Your objective: Show every line in the entries below where the word "₃CCCH₂CH₂CC" appears.

Extracted information:

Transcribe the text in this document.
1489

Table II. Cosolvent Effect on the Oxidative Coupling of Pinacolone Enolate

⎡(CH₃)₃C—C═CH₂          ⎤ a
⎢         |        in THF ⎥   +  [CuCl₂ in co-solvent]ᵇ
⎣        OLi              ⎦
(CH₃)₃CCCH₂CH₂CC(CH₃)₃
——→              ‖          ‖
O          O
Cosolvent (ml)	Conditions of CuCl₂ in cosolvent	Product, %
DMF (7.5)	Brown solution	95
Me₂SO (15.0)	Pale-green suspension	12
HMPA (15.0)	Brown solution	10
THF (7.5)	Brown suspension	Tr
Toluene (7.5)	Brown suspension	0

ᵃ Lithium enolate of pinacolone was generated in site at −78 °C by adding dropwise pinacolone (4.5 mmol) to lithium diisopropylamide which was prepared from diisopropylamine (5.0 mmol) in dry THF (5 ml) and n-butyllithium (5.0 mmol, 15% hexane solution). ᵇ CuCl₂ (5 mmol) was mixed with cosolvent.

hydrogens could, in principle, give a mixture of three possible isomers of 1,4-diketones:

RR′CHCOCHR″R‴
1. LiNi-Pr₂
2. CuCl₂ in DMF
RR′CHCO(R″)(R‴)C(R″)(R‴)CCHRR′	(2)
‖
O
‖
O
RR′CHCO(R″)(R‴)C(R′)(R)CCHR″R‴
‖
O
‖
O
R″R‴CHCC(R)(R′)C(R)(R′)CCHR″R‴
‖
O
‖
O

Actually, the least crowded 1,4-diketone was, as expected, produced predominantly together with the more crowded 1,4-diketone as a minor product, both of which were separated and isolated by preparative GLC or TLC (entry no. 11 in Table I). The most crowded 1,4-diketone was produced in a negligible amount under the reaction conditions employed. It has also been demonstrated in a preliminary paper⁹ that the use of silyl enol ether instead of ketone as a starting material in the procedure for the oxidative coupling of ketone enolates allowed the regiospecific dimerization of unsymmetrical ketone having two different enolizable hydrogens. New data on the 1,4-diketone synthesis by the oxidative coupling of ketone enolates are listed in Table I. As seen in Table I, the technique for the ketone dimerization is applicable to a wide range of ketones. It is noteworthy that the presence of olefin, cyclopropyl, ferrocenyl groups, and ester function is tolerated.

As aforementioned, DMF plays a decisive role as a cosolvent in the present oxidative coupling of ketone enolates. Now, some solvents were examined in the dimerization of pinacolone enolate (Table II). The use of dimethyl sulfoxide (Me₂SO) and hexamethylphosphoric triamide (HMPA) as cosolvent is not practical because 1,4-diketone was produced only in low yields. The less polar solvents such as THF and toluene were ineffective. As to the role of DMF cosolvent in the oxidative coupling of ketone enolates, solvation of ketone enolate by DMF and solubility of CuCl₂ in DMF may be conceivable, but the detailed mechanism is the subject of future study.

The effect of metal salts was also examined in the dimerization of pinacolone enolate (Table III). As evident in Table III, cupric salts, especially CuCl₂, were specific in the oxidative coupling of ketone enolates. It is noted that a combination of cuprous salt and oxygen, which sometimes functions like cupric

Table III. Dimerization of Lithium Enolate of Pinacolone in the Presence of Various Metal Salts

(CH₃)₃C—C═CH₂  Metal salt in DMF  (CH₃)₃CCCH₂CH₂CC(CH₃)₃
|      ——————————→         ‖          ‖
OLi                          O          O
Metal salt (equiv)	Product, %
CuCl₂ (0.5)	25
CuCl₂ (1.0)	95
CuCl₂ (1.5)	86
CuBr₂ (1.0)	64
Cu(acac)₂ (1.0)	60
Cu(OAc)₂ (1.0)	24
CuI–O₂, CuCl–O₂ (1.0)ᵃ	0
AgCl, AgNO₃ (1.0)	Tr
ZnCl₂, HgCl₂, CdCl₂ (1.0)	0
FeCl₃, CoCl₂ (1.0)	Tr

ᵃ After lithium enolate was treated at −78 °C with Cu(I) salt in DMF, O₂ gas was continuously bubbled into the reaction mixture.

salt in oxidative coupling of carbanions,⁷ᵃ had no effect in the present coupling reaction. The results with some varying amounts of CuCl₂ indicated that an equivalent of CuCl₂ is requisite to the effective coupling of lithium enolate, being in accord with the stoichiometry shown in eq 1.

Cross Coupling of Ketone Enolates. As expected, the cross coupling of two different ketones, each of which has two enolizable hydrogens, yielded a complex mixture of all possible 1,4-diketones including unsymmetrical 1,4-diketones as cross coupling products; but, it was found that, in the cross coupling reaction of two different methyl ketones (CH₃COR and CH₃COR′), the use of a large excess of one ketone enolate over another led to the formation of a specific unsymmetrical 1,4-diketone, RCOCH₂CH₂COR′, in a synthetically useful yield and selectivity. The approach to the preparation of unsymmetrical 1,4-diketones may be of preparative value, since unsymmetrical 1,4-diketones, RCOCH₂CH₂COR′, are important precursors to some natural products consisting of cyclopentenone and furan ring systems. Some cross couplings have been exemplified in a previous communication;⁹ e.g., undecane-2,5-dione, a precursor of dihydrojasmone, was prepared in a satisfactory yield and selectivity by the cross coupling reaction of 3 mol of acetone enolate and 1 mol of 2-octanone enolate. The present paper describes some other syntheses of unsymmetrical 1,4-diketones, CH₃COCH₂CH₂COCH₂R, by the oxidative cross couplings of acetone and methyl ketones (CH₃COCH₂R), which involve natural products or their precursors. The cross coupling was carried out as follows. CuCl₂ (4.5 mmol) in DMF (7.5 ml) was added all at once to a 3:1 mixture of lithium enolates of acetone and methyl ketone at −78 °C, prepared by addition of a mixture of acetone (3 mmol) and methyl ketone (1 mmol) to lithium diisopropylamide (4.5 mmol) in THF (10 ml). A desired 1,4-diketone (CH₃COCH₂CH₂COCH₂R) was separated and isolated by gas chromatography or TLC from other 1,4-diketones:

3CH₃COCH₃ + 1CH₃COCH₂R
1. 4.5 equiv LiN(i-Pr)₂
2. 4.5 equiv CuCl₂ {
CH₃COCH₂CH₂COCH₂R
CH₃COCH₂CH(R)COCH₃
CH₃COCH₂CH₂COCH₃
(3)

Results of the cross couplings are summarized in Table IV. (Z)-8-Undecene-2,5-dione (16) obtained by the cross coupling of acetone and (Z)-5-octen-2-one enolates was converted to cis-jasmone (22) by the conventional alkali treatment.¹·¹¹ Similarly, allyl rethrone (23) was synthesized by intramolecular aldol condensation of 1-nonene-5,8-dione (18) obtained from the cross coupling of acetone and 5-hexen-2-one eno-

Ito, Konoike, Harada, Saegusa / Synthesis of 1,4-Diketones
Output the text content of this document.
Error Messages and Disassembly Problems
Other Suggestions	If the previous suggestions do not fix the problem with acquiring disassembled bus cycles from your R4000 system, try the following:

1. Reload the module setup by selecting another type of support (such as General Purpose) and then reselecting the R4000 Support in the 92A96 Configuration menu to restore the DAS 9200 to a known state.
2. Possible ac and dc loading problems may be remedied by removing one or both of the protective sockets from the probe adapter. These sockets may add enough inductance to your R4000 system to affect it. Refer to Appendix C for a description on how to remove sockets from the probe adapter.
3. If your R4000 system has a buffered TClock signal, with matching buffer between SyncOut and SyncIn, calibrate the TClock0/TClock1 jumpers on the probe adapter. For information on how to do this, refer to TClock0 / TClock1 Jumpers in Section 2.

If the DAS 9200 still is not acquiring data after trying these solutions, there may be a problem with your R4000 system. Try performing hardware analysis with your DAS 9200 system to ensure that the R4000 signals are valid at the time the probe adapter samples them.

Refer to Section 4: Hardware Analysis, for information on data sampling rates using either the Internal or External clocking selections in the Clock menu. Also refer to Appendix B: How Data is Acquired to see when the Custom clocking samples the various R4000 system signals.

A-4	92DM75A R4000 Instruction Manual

Solution:
(CH₃)₃CCCH₂CH₂CC(CH₃)₃
(CH₃)₃C—C═CH₂  Metal salt in DMF  (CH₃)₃CCCH₂CH₂CC(CH₃)₃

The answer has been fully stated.